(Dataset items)
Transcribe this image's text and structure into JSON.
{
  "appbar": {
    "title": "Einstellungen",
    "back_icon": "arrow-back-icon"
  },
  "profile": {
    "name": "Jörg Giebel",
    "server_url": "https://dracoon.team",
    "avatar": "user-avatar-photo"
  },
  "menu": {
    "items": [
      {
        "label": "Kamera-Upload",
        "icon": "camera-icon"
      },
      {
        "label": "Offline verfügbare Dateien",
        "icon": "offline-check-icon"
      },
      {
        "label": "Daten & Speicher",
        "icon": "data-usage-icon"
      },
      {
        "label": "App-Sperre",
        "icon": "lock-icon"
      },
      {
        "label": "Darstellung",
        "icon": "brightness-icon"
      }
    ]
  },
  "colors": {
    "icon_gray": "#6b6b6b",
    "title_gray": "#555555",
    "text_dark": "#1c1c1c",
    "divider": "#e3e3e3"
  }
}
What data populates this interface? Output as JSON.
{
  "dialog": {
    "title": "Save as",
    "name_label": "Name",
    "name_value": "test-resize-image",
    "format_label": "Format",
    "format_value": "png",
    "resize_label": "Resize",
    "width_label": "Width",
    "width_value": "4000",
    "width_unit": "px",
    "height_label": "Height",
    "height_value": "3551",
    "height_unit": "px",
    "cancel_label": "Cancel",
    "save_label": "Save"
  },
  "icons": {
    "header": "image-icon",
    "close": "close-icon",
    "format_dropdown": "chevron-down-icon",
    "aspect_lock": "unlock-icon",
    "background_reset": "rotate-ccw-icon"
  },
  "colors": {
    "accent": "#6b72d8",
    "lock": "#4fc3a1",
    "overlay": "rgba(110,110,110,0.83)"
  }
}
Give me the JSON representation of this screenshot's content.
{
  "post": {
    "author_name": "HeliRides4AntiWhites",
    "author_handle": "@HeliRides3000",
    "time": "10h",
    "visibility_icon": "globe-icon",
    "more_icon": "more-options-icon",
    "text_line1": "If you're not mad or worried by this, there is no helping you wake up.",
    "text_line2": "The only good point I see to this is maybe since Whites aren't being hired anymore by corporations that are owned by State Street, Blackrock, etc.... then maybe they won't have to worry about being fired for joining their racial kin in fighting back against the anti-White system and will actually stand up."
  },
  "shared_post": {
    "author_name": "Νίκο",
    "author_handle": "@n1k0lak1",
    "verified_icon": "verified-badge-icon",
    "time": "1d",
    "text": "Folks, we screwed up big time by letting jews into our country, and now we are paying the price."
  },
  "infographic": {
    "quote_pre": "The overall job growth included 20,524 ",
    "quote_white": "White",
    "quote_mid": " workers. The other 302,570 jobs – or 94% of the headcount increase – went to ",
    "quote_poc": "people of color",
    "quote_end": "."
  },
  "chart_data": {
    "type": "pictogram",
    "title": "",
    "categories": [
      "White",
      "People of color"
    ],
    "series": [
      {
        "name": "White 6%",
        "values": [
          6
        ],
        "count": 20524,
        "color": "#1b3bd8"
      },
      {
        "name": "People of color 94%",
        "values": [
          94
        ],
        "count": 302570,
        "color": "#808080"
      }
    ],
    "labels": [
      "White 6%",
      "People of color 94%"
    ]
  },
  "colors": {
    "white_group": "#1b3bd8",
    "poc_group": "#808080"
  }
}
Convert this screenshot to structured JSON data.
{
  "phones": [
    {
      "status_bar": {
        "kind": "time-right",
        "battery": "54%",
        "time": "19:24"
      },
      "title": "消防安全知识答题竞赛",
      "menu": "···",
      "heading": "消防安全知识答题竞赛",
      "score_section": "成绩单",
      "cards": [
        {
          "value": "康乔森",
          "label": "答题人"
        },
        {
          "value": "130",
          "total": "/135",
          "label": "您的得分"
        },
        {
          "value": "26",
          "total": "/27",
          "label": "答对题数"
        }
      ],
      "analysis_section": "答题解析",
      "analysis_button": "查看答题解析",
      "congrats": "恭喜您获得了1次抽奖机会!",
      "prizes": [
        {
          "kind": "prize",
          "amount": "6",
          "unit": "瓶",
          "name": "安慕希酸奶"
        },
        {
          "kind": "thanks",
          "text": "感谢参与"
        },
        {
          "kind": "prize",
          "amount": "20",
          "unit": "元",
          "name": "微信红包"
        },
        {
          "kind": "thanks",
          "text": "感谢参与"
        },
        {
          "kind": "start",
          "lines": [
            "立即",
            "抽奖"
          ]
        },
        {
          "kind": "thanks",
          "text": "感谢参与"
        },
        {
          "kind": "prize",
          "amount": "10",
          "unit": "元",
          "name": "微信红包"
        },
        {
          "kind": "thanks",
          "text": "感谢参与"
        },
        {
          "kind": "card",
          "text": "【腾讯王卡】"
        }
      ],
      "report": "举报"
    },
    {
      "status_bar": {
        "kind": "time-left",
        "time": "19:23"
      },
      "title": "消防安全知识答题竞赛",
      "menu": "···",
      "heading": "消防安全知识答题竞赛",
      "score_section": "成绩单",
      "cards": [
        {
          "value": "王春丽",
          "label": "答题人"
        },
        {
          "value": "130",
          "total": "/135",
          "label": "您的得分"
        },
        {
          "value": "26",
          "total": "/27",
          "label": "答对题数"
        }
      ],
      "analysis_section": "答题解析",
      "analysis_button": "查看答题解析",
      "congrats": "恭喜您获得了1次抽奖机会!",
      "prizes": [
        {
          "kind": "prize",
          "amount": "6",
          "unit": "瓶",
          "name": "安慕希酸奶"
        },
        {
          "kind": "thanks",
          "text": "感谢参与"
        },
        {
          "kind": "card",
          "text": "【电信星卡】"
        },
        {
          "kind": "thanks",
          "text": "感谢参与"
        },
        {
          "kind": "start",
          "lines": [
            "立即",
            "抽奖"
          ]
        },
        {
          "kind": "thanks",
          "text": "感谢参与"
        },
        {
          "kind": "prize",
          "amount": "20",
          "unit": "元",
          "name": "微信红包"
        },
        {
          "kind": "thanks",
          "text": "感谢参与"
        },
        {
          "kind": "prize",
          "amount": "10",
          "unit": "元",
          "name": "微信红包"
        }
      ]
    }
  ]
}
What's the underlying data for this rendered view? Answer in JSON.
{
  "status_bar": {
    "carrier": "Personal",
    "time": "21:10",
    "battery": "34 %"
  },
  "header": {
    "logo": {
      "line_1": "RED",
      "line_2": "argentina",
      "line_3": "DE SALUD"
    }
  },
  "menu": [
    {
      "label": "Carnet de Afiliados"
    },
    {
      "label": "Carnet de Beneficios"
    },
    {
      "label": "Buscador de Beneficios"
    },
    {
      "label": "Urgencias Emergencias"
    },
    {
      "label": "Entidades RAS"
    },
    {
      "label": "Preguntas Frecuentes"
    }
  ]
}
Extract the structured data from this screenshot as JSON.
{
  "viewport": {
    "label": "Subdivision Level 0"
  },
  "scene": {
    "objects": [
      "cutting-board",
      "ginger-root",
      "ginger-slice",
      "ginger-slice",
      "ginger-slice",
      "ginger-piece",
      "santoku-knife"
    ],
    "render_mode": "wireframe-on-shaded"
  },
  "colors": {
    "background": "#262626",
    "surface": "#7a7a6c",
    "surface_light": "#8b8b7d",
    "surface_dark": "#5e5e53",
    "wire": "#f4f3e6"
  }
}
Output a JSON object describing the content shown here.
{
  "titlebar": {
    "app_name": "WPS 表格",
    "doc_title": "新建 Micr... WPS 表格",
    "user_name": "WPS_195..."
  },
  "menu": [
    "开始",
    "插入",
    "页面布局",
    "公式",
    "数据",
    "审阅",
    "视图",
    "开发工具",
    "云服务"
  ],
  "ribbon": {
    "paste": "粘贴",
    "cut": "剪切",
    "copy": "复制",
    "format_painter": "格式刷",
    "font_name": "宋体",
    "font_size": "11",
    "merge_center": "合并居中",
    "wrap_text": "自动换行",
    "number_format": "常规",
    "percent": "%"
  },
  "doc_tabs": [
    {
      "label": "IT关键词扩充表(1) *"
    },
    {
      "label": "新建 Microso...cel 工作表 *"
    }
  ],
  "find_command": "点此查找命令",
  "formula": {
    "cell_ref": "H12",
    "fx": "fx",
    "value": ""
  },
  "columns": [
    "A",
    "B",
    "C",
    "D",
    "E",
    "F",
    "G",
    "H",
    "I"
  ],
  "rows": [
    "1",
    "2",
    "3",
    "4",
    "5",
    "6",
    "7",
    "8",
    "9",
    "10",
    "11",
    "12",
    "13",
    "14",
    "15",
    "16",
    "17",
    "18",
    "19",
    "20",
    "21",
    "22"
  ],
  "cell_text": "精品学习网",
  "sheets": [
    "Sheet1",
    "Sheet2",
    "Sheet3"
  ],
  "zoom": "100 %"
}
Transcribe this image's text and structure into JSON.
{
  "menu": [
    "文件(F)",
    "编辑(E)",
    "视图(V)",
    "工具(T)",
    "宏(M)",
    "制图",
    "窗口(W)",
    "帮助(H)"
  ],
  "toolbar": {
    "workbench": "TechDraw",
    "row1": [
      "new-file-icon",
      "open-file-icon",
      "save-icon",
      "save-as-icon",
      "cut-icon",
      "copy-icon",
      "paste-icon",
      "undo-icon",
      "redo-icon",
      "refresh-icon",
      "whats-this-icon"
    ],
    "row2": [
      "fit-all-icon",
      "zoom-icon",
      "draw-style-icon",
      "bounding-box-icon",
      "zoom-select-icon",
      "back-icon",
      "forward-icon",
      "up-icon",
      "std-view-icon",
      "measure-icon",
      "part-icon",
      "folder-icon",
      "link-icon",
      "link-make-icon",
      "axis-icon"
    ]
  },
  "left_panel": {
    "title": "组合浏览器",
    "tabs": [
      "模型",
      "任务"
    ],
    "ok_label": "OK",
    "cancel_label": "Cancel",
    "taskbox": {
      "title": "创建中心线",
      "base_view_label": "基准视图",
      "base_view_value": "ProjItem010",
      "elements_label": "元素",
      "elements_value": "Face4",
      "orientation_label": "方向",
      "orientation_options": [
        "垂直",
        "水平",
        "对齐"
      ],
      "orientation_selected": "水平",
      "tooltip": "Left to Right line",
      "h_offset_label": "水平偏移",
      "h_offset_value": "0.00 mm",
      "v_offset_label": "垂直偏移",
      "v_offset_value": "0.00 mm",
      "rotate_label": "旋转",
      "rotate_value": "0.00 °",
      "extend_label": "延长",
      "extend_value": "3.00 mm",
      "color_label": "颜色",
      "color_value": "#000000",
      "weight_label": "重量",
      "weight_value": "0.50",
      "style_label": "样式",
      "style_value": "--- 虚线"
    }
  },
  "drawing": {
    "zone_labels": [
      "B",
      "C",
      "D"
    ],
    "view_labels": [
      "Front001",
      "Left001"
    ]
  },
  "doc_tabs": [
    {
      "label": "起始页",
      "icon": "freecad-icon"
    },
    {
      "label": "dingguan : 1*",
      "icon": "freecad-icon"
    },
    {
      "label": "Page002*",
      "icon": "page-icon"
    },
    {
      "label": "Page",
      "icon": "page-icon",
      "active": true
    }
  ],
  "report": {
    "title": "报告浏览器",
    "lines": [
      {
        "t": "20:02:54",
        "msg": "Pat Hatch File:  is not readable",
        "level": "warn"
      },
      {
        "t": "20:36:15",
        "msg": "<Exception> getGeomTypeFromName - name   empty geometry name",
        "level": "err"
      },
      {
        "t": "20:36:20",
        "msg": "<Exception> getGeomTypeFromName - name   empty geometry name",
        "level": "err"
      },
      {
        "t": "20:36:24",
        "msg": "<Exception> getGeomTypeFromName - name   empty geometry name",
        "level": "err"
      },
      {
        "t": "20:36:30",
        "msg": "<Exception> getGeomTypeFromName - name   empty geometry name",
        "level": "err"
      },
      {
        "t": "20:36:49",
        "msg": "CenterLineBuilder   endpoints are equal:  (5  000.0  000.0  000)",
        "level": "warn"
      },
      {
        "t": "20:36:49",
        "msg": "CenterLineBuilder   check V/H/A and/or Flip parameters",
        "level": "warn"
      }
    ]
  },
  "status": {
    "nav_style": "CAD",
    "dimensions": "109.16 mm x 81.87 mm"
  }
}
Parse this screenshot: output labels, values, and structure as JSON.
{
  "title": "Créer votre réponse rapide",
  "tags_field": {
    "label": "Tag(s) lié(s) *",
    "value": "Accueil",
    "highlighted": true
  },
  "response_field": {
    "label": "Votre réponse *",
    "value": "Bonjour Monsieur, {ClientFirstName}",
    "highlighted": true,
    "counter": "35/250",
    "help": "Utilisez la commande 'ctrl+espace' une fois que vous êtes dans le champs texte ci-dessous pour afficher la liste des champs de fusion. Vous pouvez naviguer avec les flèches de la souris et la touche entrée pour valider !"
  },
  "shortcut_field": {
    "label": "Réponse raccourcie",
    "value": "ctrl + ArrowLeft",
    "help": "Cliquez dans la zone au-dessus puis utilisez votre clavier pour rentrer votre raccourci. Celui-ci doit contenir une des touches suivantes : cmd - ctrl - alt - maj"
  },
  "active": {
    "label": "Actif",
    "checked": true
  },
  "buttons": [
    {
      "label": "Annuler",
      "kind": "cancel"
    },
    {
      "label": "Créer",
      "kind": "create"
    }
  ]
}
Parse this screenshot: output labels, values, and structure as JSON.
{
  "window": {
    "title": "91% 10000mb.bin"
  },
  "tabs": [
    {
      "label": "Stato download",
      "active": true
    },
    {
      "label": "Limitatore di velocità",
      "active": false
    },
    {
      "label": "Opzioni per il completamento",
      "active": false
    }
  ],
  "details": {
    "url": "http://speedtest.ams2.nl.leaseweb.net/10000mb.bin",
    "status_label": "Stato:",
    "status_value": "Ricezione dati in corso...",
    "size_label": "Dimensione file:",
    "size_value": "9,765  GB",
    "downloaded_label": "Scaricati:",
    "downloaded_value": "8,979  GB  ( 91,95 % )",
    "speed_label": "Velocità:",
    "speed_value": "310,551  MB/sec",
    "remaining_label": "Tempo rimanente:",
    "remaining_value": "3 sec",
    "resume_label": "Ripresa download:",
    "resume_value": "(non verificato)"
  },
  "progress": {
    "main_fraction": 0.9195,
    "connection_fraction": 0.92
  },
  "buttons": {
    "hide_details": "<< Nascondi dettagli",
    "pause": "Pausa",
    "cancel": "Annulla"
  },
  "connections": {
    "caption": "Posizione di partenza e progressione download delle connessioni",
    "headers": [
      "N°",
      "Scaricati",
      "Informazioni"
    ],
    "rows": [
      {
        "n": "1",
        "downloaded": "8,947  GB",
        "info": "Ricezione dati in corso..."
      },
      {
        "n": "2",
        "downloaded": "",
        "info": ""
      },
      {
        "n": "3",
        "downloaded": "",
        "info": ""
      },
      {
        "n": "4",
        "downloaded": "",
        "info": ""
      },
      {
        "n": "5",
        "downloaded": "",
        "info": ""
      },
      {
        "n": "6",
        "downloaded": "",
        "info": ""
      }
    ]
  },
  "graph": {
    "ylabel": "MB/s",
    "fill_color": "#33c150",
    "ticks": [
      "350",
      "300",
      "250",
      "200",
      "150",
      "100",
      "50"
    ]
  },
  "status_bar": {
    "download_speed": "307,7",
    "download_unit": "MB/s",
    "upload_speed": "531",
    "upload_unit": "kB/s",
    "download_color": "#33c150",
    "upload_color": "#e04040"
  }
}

Set problem:
Identify the lines that hold the word "screenshot". Copy every one of them.

Output of the exercise:
Give me the JSON representation of this screenshot's content.
Convert this screenshot to structured JSON data.
Extract the structured data from this screenshot as JSON.
Parse this screenshot: output labels, values, and structure as JSON.
Parse this screenshot: output labels, values, and structure as JSON.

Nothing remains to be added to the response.